— start of Rows —

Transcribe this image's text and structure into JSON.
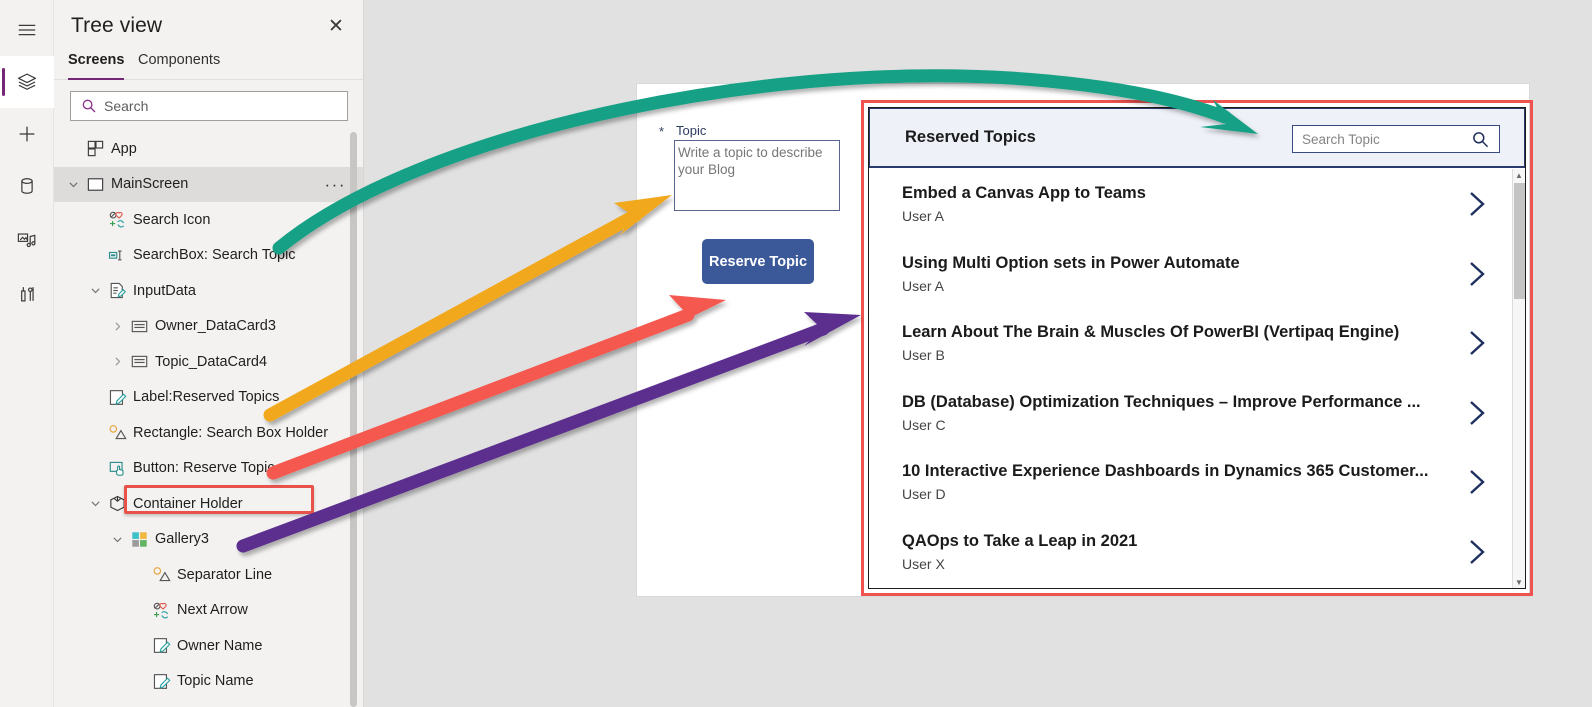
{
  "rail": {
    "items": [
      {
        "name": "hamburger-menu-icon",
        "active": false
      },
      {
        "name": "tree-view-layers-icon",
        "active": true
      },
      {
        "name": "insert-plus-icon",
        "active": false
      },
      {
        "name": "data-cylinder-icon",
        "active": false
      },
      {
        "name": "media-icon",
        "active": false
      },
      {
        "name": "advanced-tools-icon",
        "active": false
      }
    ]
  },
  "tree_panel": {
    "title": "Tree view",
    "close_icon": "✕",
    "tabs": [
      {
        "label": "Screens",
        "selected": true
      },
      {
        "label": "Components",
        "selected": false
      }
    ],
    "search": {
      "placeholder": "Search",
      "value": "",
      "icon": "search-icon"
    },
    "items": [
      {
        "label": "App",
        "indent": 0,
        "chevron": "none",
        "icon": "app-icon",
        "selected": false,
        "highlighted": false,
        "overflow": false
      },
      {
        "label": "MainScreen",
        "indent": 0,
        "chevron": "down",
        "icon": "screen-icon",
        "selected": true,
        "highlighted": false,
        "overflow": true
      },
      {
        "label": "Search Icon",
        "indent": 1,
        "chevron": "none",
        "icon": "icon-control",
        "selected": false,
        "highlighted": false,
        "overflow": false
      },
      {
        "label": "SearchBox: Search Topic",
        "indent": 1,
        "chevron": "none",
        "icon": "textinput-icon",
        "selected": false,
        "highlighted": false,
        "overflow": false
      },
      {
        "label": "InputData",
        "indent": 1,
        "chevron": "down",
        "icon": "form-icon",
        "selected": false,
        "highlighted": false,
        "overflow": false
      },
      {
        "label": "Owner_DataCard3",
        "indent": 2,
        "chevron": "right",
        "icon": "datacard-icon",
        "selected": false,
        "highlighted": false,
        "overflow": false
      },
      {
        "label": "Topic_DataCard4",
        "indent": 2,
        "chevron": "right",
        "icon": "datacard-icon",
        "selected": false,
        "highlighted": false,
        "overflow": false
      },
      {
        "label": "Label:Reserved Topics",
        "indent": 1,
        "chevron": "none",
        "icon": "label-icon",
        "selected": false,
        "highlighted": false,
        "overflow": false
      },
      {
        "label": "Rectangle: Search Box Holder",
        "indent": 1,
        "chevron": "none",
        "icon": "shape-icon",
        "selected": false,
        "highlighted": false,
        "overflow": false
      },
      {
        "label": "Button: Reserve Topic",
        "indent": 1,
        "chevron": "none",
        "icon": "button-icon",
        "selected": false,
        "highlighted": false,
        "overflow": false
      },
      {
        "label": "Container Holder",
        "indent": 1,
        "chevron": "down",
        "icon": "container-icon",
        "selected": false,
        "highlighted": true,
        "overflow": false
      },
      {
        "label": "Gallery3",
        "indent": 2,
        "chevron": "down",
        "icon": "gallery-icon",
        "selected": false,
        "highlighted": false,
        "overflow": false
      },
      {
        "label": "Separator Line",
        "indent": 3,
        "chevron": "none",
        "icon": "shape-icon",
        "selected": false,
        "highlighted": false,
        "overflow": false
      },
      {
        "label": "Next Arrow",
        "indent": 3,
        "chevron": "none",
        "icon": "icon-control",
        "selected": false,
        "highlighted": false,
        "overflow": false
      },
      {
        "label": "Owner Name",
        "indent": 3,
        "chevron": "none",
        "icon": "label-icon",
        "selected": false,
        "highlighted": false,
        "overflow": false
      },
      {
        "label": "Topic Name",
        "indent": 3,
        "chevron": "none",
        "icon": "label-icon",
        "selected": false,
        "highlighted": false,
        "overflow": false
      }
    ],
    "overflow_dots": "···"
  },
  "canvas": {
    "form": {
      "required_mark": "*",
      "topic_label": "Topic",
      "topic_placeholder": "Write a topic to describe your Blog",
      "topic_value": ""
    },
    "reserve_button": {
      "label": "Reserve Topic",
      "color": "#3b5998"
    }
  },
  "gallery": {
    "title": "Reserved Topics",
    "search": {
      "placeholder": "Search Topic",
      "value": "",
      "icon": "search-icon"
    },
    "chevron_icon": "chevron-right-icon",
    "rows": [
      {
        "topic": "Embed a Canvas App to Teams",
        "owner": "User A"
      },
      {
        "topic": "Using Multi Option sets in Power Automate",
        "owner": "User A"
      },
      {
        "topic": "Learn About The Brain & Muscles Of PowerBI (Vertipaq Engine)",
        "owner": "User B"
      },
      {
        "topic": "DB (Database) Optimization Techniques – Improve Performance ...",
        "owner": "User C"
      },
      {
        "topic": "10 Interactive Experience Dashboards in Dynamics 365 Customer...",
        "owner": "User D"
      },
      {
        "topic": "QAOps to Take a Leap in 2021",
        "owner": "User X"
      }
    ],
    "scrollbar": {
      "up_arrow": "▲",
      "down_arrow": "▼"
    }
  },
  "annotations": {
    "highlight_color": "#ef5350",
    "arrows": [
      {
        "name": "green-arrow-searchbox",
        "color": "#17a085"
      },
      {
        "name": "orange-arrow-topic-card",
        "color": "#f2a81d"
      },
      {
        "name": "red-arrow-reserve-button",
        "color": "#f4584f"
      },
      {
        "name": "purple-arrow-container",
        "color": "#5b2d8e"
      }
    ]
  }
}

— end of Rows —
— start of Rows —

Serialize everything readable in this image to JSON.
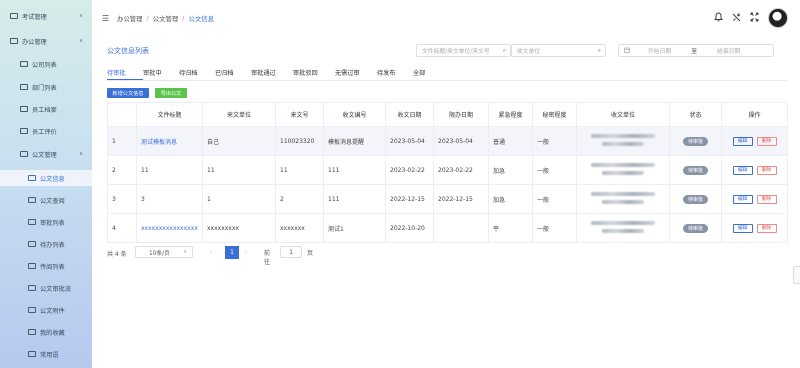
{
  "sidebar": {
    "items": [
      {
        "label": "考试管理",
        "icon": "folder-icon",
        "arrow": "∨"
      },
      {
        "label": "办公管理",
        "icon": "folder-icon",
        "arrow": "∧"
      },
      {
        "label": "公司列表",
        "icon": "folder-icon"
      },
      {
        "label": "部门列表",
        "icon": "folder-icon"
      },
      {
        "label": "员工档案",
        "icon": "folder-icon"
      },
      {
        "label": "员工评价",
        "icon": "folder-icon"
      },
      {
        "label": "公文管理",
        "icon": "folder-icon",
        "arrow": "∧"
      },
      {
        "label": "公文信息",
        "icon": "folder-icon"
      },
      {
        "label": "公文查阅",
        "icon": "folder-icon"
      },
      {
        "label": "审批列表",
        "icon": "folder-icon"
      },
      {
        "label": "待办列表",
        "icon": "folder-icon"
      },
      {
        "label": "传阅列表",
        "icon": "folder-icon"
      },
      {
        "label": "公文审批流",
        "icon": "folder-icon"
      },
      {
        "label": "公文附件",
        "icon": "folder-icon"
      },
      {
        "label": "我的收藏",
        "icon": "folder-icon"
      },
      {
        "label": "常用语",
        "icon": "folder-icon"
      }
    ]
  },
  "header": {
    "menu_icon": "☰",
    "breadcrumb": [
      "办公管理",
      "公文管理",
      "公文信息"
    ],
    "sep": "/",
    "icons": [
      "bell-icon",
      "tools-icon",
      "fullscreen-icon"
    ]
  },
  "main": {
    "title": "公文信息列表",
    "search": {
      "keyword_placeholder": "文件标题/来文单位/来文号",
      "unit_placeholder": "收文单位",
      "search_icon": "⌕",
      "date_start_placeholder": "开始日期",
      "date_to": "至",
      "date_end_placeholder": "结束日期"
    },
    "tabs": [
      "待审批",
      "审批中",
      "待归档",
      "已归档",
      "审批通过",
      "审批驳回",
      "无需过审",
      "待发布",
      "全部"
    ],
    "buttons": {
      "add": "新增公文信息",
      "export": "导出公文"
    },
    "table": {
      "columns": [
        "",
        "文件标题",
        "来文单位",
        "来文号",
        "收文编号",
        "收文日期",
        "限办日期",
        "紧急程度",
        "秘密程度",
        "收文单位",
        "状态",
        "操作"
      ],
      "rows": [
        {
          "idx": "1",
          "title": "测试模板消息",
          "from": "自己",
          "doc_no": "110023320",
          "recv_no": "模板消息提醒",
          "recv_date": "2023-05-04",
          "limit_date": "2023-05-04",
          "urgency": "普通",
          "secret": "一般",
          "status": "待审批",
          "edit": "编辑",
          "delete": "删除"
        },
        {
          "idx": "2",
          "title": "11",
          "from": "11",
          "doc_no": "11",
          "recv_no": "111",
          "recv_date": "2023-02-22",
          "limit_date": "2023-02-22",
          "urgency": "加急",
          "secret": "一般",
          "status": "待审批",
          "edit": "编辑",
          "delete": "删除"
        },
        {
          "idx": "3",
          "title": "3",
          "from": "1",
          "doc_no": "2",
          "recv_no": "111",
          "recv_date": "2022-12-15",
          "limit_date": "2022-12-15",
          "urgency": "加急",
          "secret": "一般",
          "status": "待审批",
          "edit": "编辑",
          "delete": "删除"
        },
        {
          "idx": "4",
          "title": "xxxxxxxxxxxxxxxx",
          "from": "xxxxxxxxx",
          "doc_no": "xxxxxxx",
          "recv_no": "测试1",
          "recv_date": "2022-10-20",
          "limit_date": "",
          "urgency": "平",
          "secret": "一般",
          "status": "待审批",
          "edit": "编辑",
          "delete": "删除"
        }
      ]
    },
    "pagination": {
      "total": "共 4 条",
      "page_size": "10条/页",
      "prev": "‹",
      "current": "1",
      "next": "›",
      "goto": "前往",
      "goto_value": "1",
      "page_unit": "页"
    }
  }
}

— end of Rows —

**What is needed:** Return only those lines of the records that contain the string "title".

**Solution to this problem:**
    "title": "Tree view",
    "title": "Reserved Topics",
    "title": "公文信息列表",
          "title": "测试模板消息",
          "title": "11",
          "title": "3",
          "title": "xxxxxxxxxxxxxxxx",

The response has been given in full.